# DATA PROVIDED
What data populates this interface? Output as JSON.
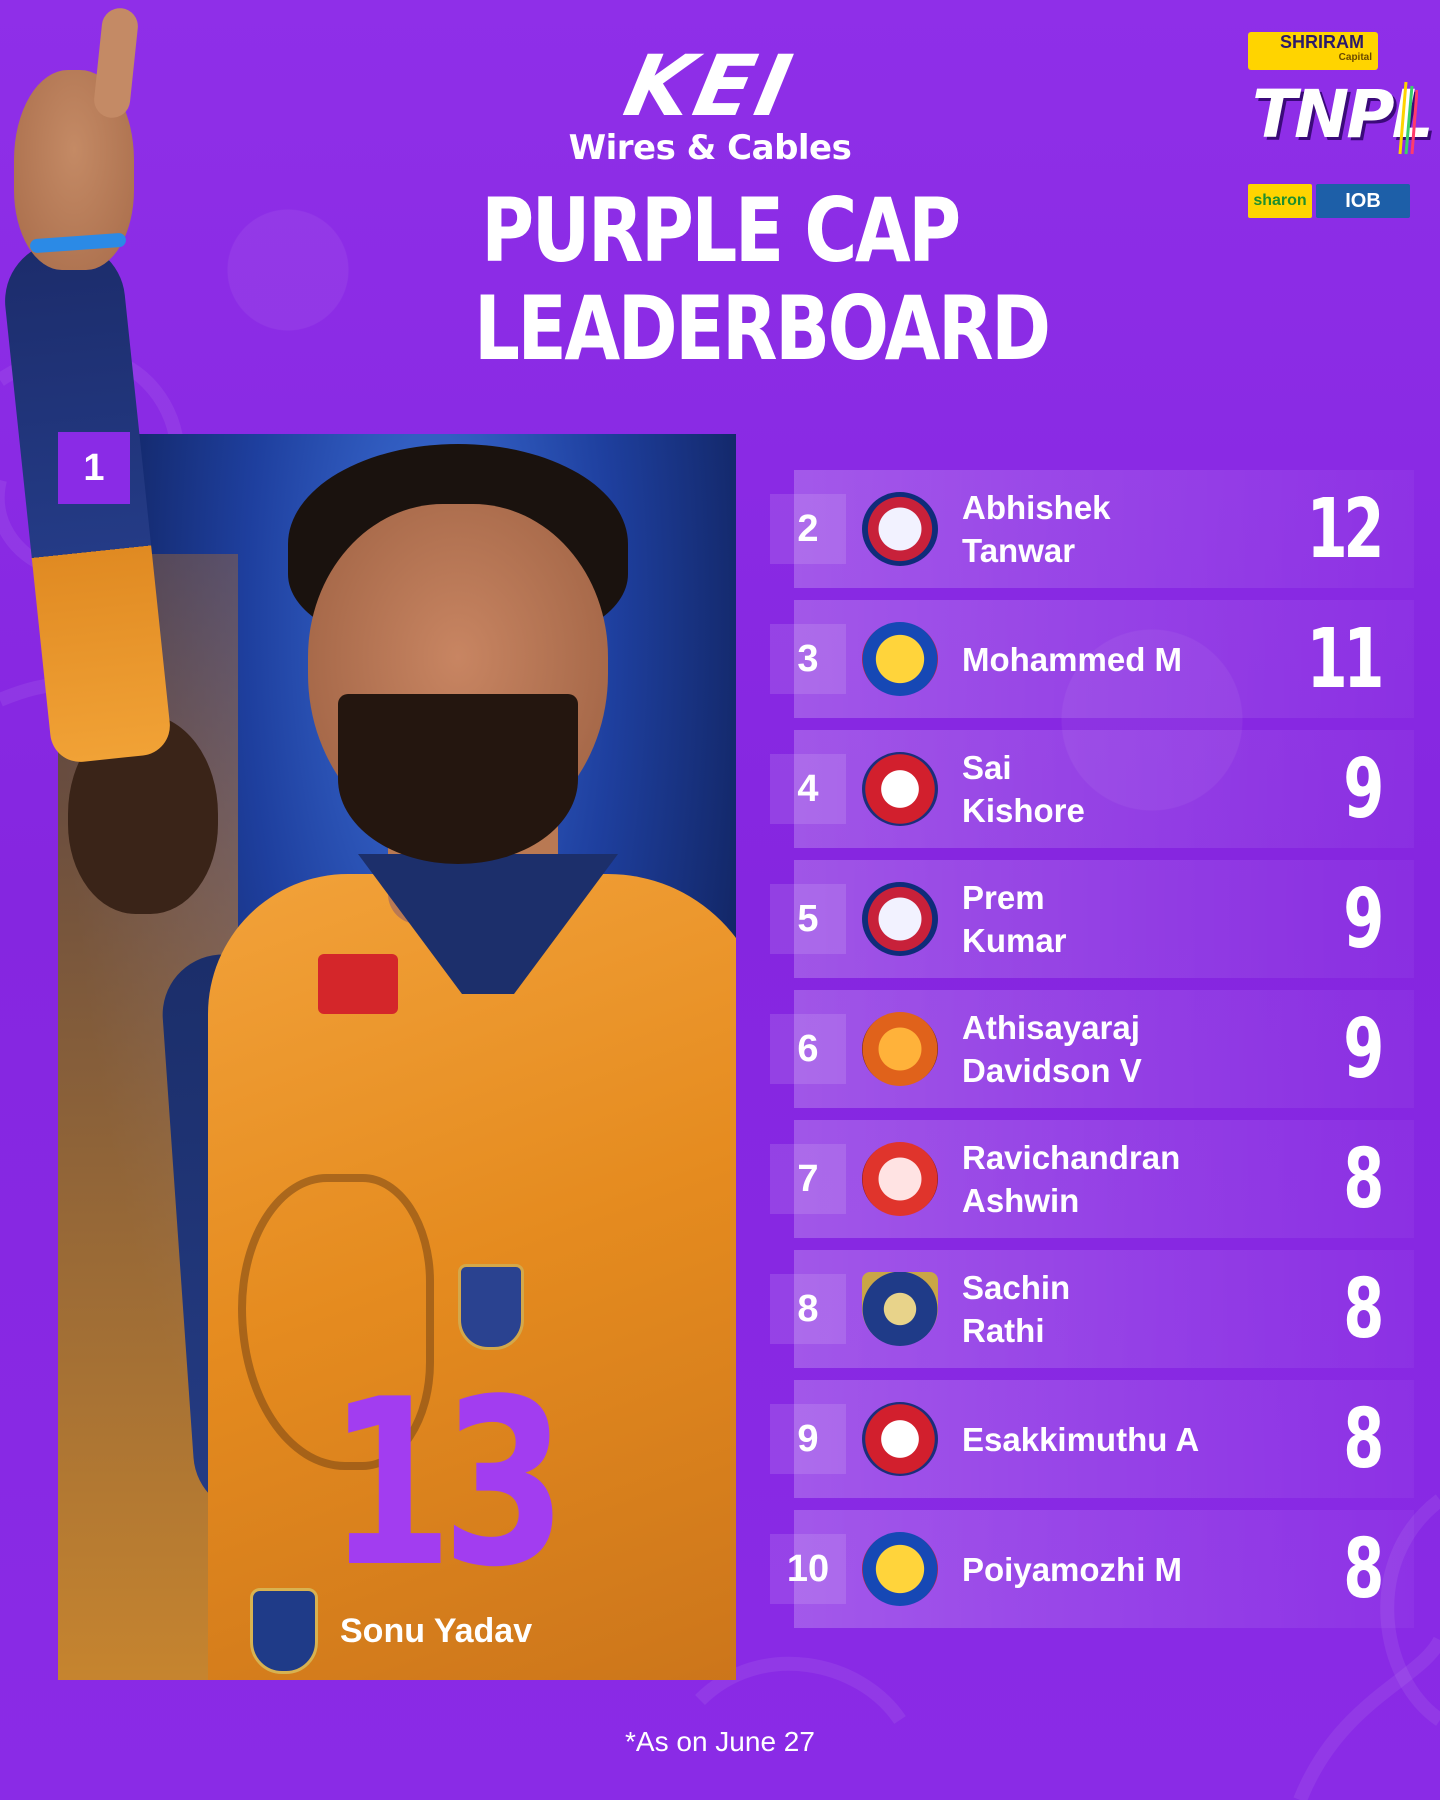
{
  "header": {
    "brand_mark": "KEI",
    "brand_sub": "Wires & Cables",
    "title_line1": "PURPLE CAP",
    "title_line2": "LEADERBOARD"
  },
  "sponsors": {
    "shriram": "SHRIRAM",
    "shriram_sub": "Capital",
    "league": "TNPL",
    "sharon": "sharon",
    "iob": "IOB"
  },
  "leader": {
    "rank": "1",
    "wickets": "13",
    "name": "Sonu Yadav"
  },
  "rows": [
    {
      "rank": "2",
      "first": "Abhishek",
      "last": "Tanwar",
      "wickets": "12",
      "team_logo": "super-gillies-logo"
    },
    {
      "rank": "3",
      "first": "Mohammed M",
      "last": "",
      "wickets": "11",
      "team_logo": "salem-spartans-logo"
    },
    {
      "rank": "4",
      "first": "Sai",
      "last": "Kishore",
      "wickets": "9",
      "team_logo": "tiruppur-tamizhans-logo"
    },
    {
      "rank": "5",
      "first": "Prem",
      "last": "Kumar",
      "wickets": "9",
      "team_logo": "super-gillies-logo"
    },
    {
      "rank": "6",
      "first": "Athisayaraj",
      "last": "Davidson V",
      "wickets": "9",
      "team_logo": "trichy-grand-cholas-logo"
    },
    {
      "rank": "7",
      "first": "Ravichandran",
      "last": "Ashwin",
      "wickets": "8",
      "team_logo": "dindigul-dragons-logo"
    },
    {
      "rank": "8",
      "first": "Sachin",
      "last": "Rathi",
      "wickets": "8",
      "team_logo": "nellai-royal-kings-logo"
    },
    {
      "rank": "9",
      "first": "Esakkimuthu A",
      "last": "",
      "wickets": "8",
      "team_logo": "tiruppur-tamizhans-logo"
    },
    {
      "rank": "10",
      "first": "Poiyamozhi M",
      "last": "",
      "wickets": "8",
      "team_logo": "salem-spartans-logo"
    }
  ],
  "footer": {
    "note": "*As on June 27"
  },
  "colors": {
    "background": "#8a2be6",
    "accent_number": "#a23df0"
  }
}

# PROBLEM STATEMENT
Reproduce the entries above word for word. Pictures stay out.

# WORKED ANSWER
What data populates this interface? Output as JSON.
{
  "header": {
    "brand_mark": "KEI",
    "brand_sub": "Wires & Cables",
    "title_line1": "PURPLE CAP",
    "title_line2": "LEADERBOARD"
  },
  "sponsors": {
    "shriram": "SHRIRAM",
    "shriram_sub": "Capital",
    "league": "TNPL",
    "sharon": "sharon",
    "iob": "IOB"
  },
  "leader": {
    "rank": "1",
    "wickets": "13",
    "name": "Sonu Yadav"
  },
  "rows": [
    {
      "rank": "2",
      "first": "Abhishek",
      "last": "Tanwar",
      "wickets": "12",
      "team_logo": "super-gillies-logo"
    },
    {
      "rank": "3",
      "first": "Mohammed M",
      "last": "",
      "wickets": "11",
      "team_logo": "salem-spartans-logo"
    },
    {
      "rank": "4",
      "first": "Sai",
      "last": "Kishore",
      "wickets": "9",
      "team_logo": "tiruppur-tamizhans-logo"
    },
    {
      "rank": "5",
      "first": "Prem",
      "last": "Kumar",
      "wickets": "9",
      "team_logo": "super-gillies-logo"
    },
    {
      "rank": "6",
      "first": "Athisayaraj",
      "last": "Davidson V",
      "wickets": "9",
      "team_logo": "trichy-grand-cholas-logo"
    },
    {
      "rank": "7",
      "first": "Ravichandran",
      "last": "Ashwin",
      "wickets": "8",
      "team_logo": "dindigul-dragons-logo"
    },
    {
      "rank": "8",
      "first": "Sachin",
      "last": "Rathi",
      "wickets": "8",
      "team_logo": "nellai-royal-kings-logo"
    },
    {
      "rank": "9",
      "first": "Esakkimuthu A",
      "last": "",
      "wickets": "8",
      "team_logo": "tiruppur-tamizhans-logo"
    },
    {
      "rank": "10",
      "first": "Poiyamozhi M",
      "last": "",
      "wickets": "8",
      "team_logo": "salem-spartans-logo"
    }
  ],
  "footer": {
    "note": "*As on June 27"
  },
  "colors": {
    "background": "#8a2be6",
    "accent_number": "#a23df0"
  }
}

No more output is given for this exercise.